::: EXERCISE DATA

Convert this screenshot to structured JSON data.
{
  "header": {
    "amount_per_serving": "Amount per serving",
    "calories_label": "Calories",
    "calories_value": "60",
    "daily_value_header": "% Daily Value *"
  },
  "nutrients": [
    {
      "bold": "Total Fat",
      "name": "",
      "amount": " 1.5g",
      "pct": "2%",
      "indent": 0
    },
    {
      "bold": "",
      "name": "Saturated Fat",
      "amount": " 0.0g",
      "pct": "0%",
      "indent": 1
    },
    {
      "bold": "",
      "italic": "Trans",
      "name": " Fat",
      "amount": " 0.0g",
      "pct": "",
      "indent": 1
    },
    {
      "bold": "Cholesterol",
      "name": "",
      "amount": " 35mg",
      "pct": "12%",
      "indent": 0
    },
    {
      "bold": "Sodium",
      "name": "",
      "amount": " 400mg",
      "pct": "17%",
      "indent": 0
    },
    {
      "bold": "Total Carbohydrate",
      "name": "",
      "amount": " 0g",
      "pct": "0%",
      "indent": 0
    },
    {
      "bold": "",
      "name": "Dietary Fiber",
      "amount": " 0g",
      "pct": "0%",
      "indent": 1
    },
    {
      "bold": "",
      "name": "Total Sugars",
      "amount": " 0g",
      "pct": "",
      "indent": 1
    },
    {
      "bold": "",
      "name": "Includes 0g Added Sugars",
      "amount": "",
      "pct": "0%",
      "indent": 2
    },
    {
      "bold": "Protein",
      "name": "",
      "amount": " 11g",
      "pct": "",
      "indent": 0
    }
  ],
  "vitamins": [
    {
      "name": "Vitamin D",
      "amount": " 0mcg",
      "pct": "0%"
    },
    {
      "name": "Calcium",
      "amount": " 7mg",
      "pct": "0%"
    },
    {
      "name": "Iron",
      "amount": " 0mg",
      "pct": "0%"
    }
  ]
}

::::::

- WHAT IS NEEDED: Pull every line with the string "Total" out of the material.

- TASK SOLUTION:
      "bold": "Total Fat",
      "bold": "Total Carbohydrate",
      "name": "Total Sugars",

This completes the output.